• [Brief]:
Give the data a second time, exactly and in full.

<<<<

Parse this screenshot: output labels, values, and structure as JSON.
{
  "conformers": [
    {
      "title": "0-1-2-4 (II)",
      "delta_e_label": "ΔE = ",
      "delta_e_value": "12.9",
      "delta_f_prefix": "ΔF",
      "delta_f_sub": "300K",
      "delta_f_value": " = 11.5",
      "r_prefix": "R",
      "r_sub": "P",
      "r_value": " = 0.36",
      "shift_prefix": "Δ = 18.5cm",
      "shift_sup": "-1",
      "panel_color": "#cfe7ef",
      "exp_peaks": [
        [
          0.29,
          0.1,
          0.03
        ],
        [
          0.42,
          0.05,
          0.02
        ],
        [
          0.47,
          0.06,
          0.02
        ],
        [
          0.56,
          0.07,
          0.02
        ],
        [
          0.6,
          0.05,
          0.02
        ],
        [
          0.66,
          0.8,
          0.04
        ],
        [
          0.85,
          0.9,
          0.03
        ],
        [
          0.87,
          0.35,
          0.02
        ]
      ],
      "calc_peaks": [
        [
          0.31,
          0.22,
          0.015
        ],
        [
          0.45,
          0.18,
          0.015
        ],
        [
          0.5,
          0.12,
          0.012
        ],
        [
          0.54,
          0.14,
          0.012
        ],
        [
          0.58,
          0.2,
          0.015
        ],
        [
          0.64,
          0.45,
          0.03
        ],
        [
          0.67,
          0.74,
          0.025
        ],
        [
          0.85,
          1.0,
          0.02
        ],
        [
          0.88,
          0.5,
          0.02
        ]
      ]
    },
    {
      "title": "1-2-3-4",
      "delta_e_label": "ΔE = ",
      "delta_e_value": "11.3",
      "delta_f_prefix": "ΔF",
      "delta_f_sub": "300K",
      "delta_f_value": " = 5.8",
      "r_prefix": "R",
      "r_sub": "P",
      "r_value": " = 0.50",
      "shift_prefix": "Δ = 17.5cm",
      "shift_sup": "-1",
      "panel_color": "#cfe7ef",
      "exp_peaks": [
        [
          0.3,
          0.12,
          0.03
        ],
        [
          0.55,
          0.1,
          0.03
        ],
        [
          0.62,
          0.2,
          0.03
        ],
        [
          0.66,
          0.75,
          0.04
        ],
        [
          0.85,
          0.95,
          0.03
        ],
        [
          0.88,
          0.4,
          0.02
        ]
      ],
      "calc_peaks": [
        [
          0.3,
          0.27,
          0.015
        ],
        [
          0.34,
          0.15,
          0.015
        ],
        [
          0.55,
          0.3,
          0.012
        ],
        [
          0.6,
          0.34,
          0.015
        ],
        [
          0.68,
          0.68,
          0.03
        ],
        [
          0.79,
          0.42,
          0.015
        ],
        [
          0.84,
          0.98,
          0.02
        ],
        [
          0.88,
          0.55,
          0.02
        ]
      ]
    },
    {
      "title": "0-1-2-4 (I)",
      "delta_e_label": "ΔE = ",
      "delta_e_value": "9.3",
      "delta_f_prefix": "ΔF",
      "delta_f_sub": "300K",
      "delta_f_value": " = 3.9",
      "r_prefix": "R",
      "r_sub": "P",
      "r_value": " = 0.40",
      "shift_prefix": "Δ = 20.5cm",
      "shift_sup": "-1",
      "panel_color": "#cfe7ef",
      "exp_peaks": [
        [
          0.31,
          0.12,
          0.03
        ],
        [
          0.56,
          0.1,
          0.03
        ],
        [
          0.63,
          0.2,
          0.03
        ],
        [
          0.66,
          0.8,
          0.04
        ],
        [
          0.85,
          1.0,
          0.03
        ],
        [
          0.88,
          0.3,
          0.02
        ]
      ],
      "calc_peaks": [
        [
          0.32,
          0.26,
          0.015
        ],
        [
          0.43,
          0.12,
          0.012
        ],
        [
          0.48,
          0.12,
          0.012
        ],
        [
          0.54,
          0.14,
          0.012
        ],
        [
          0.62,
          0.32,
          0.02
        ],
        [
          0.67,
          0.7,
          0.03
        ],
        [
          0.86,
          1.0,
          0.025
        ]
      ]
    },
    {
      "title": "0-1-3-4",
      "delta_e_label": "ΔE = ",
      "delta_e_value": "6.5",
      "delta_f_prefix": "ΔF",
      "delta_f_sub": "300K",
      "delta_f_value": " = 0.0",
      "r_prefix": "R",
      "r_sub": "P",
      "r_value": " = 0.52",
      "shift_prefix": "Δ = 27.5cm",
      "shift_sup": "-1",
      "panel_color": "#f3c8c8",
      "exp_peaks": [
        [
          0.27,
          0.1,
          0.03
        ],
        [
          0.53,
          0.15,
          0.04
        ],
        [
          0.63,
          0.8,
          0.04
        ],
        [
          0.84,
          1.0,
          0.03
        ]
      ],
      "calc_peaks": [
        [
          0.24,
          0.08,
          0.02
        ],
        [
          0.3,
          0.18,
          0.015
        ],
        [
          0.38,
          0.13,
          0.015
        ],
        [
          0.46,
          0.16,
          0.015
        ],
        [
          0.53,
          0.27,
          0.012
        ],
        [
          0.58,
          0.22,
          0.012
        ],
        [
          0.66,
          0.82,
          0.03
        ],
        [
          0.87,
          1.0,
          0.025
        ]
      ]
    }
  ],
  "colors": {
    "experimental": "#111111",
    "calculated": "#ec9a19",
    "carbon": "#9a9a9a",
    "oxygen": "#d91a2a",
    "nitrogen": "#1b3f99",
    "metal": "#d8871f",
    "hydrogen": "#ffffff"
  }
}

>>>>

• [Task answer]:
Parse this screenshot: output labels, values, and structure as JSON.
{
  "conformers": [
    {
      "title": "0-1-2-4 (II)",
      "delta_e_label": "ΔE = ",
      "delta_e_value": "12.9",
      "delta_f_prefix": "ΔF",
      "delta_f_sub": "300K",
      "delta_f_value": " = 11.5",
      "r_prefix": "R",
      "r_sub": "P",
      "r_value": " = 0.36",
      "shift_prefix": "Δ = 18.5cm",
      "shift_sup": "-1",
      "panel_color": "#cfe7ef",
      "exp_peaks": [
        [
          0.29,
          0.1,
          0.03
        ],
        [
          0.42,
          0.05,
          0.02
        ],
        [
          0.47,
          0.06,
          0.02
        ],
        [
          0.56,
          0.07,
          0.02
        ],
        [
          0.6,
          0.05,
          0.02
        ],
        [
          0.66,
          0.8,
          0.04
        ],
        [
          0.85,
          0.9,
          0.03
        ],
        [
          0.87,
          0.35,
          0.02
        ]
      ],
      "calc_peaks": [
        [
          0.31,
          0.22,
          0.015
        ],
        [
          0.45,
          0.18,
          0.015
        ],
        [
          0.5,
          0.12,
          0.012
        ],
        [
          0.54,
          0.14,
          0.012
        ],
        [
          0.58,
          0.2,
          0.015
        ],
        [
          0.64,
          0.45,
          0.03
        ],
        [
          0.67,
          0.74,
          0.025
        ],
        [
          0.85,
          1.0,
          0.02
        ],
        [
          0.88,
          0.5,
          0.02
        ]
      ]
    },
    {
      "title": "1-2-3-4",
      "delta_e_label": "ΔE = ",
      "delta_e_value": "11.3",
      "delta_f_prefix": "ΔF",
      "delta_f_sub": "300K",
      "delta_f_value": " = 5.8",
      "r_prefix": "R",
      "r_sub": "P",
      "r_value": " = 0.50",
      "shift_prefix": "Δ = 17.5cm",
      "shift_sup": "-1",
      "panel_color": "#cfe7ef",
      "exp_peaks": [
        [
          0.3,
          0.12,
          0.03
        ],
        [
          0.55,
          0.1,
          0.03
        ],
        [
          0.62,
          0.2,
          0.03
        ],
        [
          0.66,
          0.75,
          0.04
        ],
        [
          0.85,
          0.95,
          0.03
        ],
        [
          0.88,
          0.4,
          0.02
        ]
      ],
      "calc_peaks": [
        [
          0.3,
          0.27,
          0.015
        ],
        [
          0.34,
          0.15,
          0.015
        ],
        [
          0.55,
          0.3,
          0.012
        ],
        [
          0.6,
          0.34,
          0.015
        ],
        [
          0.68,
          0.68,
          0.03
        ],
        [
          0.79,
          0.42,
          0.015
        ],
        [
          0.84,
          0.98,
          0.02
        ],
        [
          0.88,
          0.55,
          0.02
        ]
      ]
    },
    {
      "title": "0-1-2-4 (I)",
      "delta_e_label": "ΔE = ",
      "delta_e_value": "9.3",
      "delta_f_prefix": "ΔF",
      "delta_f_sub": "300K",
      "delta_f_value": " = 3.9",
      "r_prefix": "R",
      "r_sub": "P",
      "r_value": " = 0.40",
      "shift_prefix": "Δ = 20.5cm",
      "shift_sup": "-1",
      "panel_color": "#cfe7ef",
      "exp_peaks": [
        [
          0.31,
          0.12,
          0.03
        ],
        [
          0.56,
          0.1,
          0.03
        ],
        [
          0.63,
          0.2,
          0.03
        ],
        [
          0.66,
          0.8,
          0.04
        ],
        [
          0.85,
          1.0,
          0.03
        ],
        [
          0.88,
          0.3,
          0.02
        ]
      ],
      "calc_peaks": [
        [
          0.32,
          0.26,
          0.015
        ],
        [
          0.43,
          0.12,
          0.012
        ],
        [
          0.48,
          0.12,
          0.012
        ],
        [
          0.54,
          0.14,
          0.012
        ],
        [
          0.62,
          0.32,
          0.02
        ],
        [
          0.67,
          0.7,
          0.03
        ],
        [
          0.86,
          1.0,
          0.025
        ]
      ]
    },
    {
      "title": "0-1-3-4",
      "delta_e_label": "ΔE = ",
      "delta_e_value": "6.5",
      "delta_f_prefix": "ΔF",
      "delta_f_sub": "300K",
      "delta_f_value": " = 0.0",
      "r_prefix": "R",
      "r_sub": "P",
      "r_value": " = 0.52",
      "shift_prefix": "Δ = 27.5cm",
      "shift_sup": "-1",
      "panel_color": "#f3c8c8",
      "exp_peaks": [
        [
          0.27,
          0.1,
          0.03
        ],
        [
          0.53,
          0.15,
          0.04
        ],
        [
          0.63,
          0.8,
          0.04
        ],
        [
          0.84,
          1.0,
          0.03
        ]
      ],
      "calc_peaks": [
        [
          0.24,
          0.08,
          0.02
        ],
        [
          0.3,
          0.18,
          0.015
        ],
        [
          0.38,
          0.13,
          0.015
        ],
        [
          0.46,
          0.16,
          0.015
        ],
        [
          0.53,
          0.27,
          0.012
        ],
        [
          0.58,
          0.22,
          0.012
        ],
        [
          0.66,
          0.82,
          0.03
        ],
        [
          0.87,
          1.0,
          0.025
        ]
      ]
    }
  ],
  "colors": {
    "experimental": "#111111",
    "calculated": "#ec9a19",
    "carbon": "#9a9a9a",
    "oxygen": "#d91a2a",
    "nitrogen": "#1b3f99",
    "metal": "#d8871f",
    "hydrogen": "#ffffff"
  }
}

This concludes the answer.